Dataset entries:
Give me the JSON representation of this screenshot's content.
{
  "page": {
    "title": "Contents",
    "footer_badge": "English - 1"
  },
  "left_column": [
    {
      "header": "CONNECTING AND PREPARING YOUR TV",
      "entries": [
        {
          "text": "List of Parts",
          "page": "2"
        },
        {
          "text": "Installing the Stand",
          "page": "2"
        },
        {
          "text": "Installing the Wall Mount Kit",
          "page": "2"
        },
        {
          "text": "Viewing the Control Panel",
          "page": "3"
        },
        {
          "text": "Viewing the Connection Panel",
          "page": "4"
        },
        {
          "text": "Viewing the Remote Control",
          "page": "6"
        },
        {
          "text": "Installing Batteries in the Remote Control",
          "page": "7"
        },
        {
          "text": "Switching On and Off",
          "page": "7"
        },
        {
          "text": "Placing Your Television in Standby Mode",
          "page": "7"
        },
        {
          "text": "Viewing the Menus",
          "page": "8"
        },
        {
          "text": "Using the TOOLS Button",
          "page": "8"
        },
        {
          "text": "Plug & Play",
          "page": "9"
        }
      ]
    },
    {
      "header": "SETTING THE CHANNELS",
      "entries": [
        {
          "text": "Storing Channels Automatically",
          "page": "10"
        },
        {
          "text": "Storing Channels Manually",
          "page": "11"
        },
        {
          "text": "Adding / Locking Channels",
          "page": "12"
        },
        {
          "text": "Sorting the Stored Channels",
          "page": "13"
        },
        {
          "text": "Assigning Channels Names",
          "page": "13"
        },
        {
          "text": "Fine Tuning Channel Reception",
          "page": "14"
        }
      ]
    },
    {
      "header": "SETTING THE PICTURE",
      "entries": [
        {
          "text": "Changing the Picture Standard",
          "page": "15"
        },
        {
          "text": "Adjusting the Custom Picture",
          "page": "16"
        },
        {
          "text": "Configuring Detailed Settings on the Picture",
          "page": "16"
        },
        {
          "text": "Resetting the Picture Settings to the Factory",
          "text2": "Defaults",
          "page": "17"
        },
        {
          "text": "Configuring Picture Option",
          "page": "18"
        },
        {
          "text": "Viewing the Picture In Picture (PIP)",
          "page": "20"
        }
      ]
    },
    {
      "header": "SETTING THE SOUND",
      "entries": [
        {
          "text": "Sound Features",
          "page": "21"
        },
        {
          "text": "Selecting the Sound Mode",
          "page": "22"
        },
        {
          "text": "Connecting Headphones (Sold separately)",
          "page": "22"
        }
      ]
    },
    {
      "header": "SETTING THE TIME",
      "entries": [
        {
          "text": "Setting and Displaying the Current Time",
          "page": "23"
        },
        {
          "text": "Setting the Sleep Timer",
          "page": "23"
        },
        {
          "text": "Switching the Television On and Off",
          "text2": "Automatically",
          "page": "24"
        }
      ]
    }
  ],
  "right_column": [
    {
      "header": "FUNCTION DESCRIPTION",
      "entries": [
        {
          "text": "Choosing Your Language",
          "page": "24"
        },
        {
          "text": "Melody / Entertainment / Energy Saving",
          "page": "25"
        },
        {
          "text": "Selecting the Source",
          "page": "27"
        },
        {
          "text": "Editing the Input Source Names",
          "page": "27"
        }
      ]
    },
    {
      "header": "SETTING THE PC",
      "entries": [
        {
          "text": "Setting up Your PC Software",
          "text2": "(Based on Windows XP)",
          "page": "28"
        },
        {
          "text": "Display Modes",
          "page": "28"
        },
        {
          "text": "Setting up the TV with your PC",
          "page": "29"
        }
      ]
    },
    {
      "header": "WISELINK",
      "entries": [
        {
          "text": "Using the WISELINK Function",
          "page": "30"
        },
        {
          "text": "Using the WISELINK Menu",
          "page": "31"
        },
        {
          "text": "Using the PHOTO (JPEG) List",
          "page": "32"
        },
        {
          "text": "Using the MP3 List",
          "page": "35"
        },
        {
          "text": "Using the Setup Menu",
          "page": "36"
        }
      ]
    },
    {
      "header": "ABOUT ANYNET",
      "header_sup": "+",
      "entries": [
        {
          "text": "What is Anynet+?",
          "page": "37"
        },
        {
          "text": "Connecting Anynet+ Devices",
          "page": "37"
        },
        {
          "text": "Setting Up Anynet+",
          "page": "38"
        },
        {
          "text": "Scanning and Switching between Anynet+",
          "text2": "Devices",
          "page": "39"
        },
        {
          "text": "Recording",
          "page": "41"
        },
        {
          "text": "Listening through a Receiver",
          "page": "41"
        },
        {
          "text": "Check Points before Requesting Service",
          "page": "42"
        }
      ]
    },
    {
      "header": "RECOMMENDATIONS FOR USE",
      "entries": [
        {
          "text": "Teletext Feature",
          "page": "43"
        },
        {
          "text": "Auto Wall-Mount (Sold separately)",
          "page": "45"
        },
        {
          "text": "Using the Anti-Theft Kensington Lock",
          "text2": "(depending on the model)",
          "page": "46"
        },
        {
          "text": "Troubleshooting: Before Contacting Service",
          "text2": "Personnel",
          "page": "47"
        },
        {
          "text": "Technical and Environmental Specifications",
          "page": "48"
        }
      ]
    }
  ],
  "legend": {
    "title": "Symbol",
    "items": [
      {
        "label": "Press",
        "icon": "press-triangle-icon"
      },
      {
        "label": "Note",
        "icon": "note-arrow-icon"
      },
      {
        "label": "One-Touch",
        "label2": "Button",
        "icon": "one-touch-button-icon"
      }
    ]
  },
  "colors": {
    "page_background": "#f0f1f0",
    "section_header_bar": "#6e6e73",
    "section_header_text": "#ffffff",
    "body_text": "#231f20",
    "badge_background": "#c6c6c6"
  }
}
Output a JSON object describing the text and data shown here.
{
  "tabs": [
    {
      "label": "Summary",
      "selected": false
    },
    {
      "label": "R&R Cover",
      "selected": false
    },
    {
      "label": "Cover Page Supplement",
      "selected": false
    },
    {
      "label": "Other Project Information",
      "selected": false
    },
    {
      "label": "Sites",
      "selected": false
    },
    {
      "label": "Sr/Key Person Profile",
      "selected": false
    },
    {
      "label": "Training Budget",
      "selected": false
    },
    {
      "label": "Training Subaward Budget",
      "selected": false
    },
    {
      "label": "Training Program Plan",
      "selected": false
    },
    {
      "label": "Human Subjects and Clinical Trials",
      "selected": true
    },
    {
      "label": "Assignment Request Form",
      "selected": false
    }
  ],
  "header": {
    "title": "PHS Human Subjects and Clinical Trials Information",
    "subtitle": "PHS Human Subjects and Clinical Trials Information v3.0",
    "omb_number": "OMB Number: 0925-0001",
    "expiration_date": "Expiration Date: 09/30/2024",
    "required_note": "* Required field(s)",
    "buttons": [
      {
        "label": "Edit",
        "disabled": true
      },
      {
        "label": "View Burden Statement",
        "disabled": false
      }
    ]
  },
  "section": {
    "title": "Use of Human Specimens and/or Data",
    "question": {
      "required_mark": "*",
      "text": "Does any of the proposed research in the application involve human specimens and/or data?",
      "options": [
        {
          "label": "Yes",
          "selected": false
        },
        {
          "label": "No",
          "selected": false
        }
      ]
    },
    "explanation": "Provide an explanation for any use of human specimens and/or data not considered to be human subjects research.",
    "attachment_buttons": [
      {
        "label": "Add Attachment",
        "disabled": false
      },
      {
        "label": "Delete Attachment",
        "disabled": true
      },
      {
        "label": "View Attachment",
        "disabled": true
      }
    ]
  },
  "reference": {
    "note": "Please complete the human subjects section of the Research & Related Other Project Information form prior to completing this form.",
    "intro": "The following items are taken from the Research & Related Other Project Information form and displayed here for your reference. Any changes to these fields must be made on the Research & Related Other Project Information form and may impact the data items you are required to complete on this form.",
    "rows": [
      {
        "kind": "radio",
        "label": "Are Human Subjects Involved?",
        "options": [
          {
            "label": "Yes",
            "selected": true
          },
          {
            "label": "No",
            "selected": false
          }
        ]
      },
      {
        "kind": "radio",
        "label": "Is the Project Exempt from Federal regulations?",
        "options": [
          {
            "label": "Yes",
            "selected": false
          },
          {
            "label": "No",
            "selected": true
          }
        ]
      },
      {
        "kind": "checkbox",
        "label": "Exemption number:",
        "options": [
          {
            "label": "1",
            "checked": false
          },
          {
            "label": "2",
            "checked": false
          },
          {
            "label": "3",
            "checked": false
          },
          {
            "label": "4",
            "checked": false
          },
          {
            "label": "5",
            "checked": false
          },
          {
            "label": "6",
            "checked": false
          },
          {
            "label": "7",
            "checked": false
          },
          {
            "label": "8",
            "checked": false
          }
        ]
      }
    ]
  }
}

**WHAT TO DO**
Lines holding the word "Mount" in the entries above are the ones to pull out. Copy them all.

**RESPONSE**
          "text": "Installing the Wall Mount Kit",
          "text": "Auto Wall-Mount (Sold separately)",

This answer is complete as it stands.